_Task instructions_
Reproduce the listing below in its entirety. Change nothing.

_Given information_
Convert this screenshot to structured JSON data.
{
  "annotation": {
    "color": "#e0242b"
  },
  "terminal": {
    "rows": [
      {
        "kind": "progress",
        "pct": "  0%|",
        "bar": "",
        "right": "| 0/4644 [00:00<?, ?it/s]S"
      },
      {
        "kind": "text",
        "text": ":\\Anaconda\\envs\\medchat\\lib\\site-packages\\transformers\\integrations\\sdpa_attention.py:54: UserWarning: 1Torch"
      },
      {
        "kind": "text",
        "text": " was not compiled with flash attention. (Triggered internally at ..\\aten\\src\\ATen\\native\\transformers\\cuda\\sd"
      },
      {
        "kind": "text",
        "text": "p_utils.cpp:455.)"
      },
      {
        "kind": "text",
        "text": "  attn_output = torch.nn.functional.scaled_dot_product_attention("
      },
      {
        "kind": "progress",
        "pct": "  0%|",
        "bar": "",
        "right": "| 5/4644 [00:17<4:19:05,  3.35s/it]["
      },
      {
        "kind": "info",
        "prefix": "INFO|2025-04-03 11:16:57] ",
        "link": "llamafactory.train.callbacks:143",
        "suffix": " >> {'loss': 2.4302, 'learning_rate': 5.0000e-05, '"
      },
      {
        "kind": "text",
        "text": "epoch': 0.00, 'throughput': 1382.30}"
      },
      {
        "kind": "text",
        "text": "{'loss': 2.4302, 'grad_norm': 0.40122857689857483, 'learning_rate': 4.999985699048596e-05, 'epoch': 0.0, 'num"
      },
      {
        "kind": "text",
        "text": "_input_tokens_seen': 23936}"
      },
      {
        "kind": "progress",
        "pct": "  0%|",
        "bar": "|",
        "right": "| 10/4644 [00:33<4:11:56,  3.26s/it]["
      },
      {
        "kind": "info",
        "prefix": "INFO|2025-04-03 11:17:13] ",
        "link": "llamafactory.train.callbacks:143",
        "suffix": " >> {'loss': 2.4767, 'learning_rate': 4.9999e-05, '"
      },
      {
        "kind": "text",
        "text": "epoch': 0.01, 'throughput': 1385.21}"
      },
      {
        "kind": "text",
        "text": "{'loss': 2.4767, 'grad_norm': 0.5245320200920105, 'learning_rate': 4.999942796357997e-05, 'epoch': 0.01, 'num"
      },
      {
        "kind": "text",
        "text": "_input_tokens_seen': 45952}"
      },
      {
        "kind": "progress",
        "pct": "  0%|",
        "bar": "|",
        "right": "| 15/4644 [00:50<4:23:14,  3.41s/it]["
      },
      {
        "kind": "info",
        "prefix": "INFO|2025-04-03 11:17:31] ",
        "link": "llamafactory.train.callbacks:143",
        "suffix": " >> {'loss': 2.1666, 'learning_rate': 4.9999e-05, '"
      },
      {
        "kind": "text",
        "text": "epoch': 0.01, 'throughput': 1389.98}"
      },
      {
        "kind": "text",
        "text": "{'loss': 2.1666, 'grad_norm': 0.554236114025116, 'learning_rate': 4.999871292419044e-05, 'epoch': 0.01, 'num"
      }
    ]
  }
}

_Reply_
Convert this screenshot to structured JSON data.
{
  "annotation": {
    "color": "#e0242b"
  },
  "terminal": {
    "rows": [
      {
        "kind": "progress",
        "pct": "  0%|",
        "bar": "",
        "right": "| 0/4644 [00:00<?, ?it/s]S"
      },
      {
        "kind": "text",
        "text": ":\\Anaconda\\envs\\medchat\\lib\\site-packages\\transformers\\integrations\\sdpa_attention.py:54: UserWarning: 1Torch"
      },
      {
        "kind": "text",
        "text": " was not compiled with flash attention. (Triggered internally at ..\\aten\\src\\ATen\\native\\transformers\\cuda\\sd"
      },
      {
        "kind": "text",
        "text": "p_utils.cpp:455.)"
      },
      {
        "kind": "text",
        "text": "  attn_output = torch.nn.functional.scaled_dot_product_attention("
      },
      {
        "kind": "progress",
        "pct": "  0%|",
        "bar": "",
        "right": "| 5/4644 [00:17<4:19:05,  3.35s/it]["
      },
      {
        "kind": "info",
        "prefix": "INFO|2025-04-03 11:16:57] ",
        "link": "llamafactory.train.callbacks:143",
        "suffix": " >> {'loss': 2.4302, 'learning_rate': 5.0000e-05, '"
      },
      {
        "kind": "text",
        "text": "epoch': 0.00, 'throughput': 1382.30}"
      },
      {
        "kind": "text",
        "text": "{'loss': 2.4302, 'grad_norm': 0.40122857689857483, 'learning_rate': 4.999985699048596e-05, 'epoch': 0.0, 'num"
      },
      {
        "kind": "text",
        "text": "_input_tokens_seen': 23936}"
      },
      {
        "kind": "progress",
        "pct": "  0%|",
        "bar": "|",
        "right": "| 10/4644 [00:33<4:11:56,  3.26s/it]["
      },
      {
        "kind": "info",
        "prefix": "INFO|2025-04-03 11:17:13] ",
        "link": "llamafactory.train.callbacks:143",
        "suffix": " >> {'loss': 2.4767, 'learning_rate': 4.9999e-05, '"
      },
      {
        "kind": "text",
        "text": "epoch': 0.01, 'throughput': 1385.21}"
      },
      {
        "kind": "text",
        "text": "{'loss': 2.4767, 'grad_norm': 0.5245320200920105, 'learning_rate': 4.999942796357997e-05, 'epoch': 0.01, 'num"
      },
      {
        "kind": "text",
        "text": "_input_tokens_seen': 45952}"
      },
      {
        "kind": "progress",
        "pct": "  0%|",
        "bar": "|",
        "right": "| 15/4644 [00:50<4:23:14,  3.41s/it]["
      },
      {
        "kind": "info",
        "prefix": "INFO|2025-04-03 11:17:31] ",
        "link": "llamafactory.train.callbacks:143",
        "suffix": " >> {'loss': 2.1666, 'learning_rate': 4.9999e-05, '"
      },
      {
        "kind": "text",
        "text": "epoch': 0.01, 'throughput': 1389.98}"
      },
      {
        "kind": "text",
        "text": "{'loss': 2.1666, 'grad_norm': 0.554236114025116, 'learning_rate': 4.999871292419044e-05, 'epoch': 0.01, 'num"
      }
    ]
  }
}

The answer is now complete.